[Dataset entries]
━━━
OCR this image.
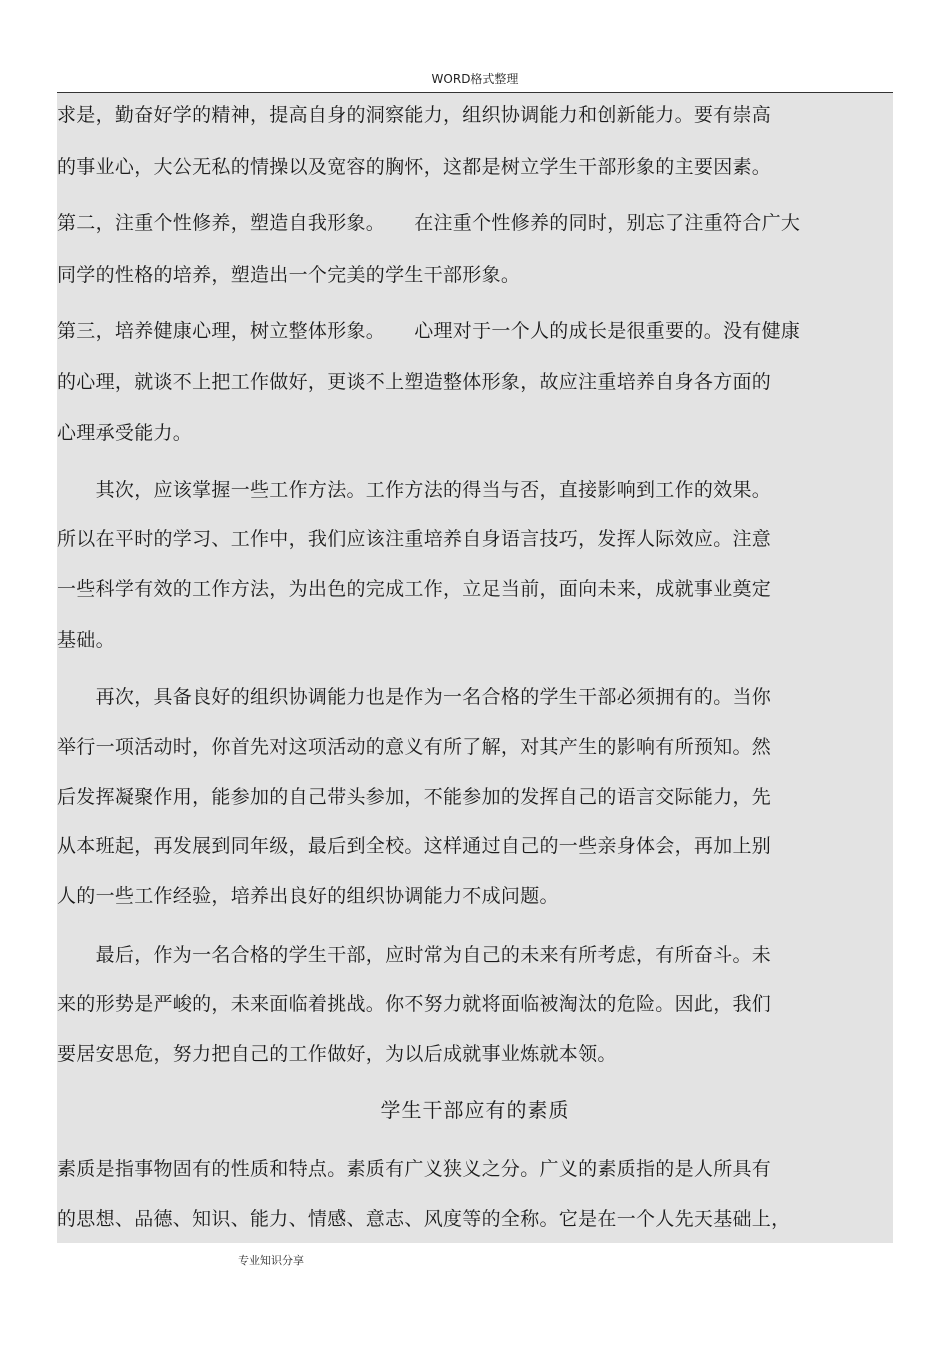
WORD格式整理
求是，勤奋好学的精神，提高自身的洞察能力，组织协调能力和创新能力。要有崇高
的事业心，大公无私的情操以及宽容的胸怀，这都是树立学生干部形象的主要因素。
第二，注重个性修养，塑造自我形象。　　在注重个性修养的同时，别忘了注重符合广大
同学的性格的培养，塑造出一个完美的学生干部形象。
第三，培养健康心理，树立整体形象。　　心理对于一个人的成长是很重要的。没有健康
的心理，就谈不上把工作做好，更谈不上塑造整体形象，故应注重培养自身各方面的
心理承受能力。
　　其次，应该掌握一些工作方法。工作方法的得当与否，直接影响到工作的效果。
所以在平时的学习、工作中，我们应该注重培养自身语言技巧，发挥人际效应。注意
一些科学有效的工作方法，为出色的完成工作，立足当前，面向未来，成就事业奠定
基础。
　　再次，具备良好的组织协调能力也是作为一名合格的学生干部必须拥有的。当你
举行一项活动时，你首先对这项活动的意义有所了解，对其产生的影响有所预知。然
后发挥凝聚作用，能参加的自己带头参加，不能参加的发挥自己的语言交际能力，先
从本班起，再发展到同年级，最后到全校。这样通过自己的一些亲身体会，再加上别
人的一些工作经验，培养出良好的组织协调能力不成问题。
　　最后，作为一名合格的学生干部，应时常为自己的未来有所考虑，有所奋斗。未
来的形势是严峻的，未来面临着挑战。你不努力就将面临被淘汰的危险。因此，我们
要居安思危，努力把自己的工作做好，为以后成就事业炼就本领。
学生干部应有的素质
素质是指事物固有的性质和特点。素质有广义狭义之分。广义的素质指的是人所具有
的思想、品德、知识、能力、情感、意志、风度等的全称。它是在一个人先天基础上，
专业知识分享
━━━
PROBLEM STATEMENT
Quote the listing above in full, except for the pictures.

EXPECTED ANSWER
OCR this image.
WORD格式整理
求是，勤奋好学的精神，提高自身的洞察能力，组织协调能力和创新能力。要有崇高
的事业心，大公无私的情操以及宽容的胸怀，这都是树立学生干部形象的主要因素。
第二，注重个性修养，塑造自我形象。　　在注重个性修养的同时，别忘了注重符合广大
同学的性格的培养，塑造出一个完美的学生干部形象。
第三，培养健康心理，树立整体形象。　　心理对于一个人的成长是很重要的。没有健康
的心理，就谈不上把工作做好，更谈不上塑造整体形象，故应注重培养自身各方面的
心理承受能力。
　　其次，应该掌握一些工作方法。工作方法的得当与否，直接影响到工作的效果。
所以在平时的学习、工作中，我们应该注重培养自身语言技巧，发挥人际效应。注意
一些科学有效的工作方法，为出色的完成工作，立足当前，面向未来，成就事业奠定
基础。
　　再次，具备良好的组织协调能力也是作为一名合格的学生干部必须拥有的。当你
举行一项活动时，你首先对这项活动的意义有所了解，对其产生的影响有所预知。然
后发挥凝聚作用，能参加的自己带头参加，不能参加的发挥自己的语言交际能力，先
从本班起，再发展到同年级，最后到全校。这样通过自己的一些亲身体会，再加上别
人的一些工作经验，培养出良好的组织协调能力不成问题。
　　最后，作为一名合格的学生干部，应时常为自己的未来有所考虑，有所奋斗。未
来的形势是严峻的，未来面临着挑战。你不努力就将面临被淘汰的危险。因此，我们
要居安思危，努力把自己的工作做好，为以后成就事业炼就本领。
学生干部应有的素质
素质是指事物固有的性质和特点。素质有广义狭义之分。广义的素质指的是人所具有
的思想、品德、知识、能力、情感、意志、风度等的全称。它是在一个人先天基础上，
专业知识分享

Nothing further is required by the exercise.